WHAT THIS TASK INVOLVES -> Copy the entries below verbatim, from their first line through the line containing "row-gridline xyxy=(0,367,1143,368)", including both of those lines.

━━━━━━

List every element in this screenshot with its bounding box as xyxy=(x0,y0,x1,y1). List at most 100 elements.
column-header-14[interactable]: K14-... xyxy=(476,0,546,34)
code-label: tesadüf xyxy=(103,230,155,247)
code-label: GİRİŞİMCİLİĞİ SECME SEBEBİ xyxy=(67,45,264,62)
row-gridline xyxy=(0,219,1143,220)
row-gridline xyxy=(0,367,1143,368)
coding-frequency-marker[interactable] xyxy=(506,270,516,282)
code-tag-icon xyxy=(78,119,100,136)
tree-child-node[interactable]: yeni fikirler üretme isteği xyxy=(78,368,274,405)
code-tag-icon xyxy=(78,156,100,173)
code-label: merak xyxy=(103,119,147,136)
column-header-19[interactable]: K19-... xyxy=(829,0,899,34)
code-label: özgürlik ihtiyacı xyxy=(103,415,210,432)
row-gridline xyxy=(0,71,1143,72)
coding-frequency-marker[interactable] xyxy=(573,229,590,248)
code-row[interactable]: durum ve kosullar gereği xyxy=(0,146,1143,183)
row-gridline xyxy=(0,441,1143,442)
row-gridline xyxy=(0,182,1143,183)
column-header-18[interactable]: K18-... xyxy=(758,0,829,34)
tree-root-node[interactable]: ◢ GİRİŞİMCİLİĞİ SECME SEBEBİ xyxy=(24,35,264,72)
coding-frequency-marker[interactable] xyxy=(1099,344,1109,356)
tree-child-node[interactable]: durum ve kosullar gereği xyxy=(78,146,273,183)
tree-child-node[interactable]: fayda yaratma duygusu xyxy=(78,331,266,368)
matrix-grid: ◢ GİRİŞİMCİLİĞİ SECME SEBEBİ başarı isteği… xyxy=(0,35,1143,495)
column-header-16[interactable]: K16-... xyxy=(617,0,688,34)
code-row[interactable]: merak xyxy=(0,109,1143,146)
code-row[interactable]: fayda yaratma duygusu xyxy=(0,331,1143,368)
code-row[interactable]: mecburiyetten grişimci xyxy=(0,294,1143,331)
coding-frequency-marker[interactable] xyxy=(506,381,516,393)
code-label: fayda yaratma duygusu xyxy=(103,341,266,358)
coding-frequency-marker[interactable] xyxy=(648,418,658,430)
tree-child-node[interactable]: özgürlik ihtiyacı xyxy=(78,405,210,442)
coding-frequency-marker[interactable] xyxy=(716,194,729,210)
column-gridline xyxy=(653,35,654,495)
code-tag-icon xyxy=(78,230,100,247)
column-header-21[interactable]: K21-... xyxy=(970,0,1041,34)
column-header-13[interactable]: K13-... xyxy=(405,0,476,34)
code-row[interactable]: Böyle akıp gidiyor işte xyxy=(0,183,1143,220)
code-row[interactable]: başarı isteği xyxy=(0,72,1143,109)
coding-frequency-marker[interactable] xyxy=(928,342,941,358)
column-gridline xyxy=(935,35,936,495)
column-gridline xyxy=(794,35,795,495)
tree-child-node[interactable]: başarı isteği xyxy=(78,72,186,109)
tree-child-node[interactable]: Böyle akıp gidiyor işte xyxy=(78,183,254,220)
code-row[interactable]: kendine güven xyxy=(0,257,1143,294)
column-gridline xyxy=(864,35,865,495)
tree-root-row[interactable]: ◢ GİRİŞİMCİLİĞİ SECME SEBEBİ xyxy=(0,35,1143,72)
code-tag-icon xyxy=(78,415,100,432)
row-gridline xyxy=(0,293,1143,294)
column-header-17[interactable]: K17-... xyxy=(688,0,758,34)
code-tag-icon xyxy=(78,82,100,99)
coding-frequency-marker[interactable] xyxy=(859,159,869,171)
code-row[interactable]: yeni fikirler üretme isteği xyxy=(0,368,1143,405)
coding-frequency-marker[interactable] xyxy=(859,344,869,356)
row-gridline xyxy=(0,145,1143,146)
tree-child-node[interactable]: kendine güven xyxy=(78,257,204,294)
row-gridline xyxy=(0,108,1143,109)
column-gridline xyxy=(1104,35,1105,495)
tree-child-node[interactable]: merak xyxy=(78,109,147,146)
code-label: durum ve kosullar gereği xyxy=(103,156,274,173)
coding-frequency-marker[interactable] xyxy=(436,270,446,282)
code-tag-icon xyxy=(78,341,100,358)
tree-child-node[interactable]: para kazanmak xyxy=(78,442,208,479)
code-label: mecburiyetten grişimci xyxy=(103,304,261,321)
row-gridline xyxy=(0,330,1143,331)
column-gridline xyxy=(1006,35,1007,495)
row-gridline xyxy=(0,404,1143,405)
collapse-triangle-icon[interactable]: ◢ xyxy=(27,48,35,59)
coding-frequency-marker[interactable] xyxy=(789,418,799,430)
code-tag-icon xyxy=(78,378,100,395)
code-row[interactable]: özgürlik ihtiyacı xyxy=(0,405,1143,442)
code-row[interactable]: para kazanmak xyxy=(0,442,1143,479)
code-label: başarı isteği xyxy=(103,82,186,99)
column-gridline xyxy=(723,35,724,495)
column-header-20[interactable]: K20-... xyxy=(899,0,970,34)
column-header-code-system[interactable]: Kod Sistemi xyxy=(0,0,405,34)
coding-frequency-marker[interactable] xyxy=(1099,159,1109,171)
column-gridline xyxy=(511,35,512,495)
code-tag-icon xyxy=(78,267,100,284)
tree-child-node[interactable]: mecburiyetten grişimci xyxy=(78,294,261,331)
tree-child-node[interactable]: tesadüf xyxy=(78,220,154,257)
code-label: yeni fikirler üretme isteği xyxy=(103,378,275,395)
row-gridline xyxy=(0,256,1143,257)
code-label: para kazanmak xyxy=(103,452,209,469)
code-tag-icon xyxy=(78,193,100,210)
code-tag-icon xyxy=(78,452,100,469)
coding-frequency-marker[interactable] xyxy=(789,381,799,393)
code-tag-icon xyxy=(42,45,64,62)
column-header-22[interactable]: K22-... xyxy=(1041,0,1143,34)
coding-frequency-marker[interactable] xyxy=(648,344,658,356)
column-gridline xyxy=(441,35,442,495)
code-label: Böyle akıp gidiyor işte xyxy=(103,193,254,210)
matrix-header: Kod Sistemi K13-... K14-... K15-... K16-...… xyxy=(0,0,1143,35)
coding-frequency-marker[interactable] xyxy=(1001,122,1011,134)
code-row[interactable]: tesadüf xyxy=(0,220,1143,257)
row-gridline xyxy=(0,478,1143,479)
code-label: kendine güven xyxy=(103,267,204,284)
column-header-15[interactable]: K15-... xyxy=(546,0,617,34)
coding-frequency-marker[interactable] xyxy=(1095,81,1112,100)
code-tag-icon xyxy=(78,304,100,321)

━━━━━━

FULL SOLUTION ->
List every element in this screenshot with its bounding box as xyxy=(x0,y0,x1,y1). List at most 100 elements.
column-header-14[interactable]: K14-... xyxy=(476,0,546,34)
code-label: tesadüf xyxy=(103,230,155,247)
code-label: GİRİŞİMCİLİĞİ SECME SEBEBİ xyxy=(67,45,264,62)
row-gridline xyxy=(0,219,1143,220)
row-gridline xyxy=(0,367,1143,368)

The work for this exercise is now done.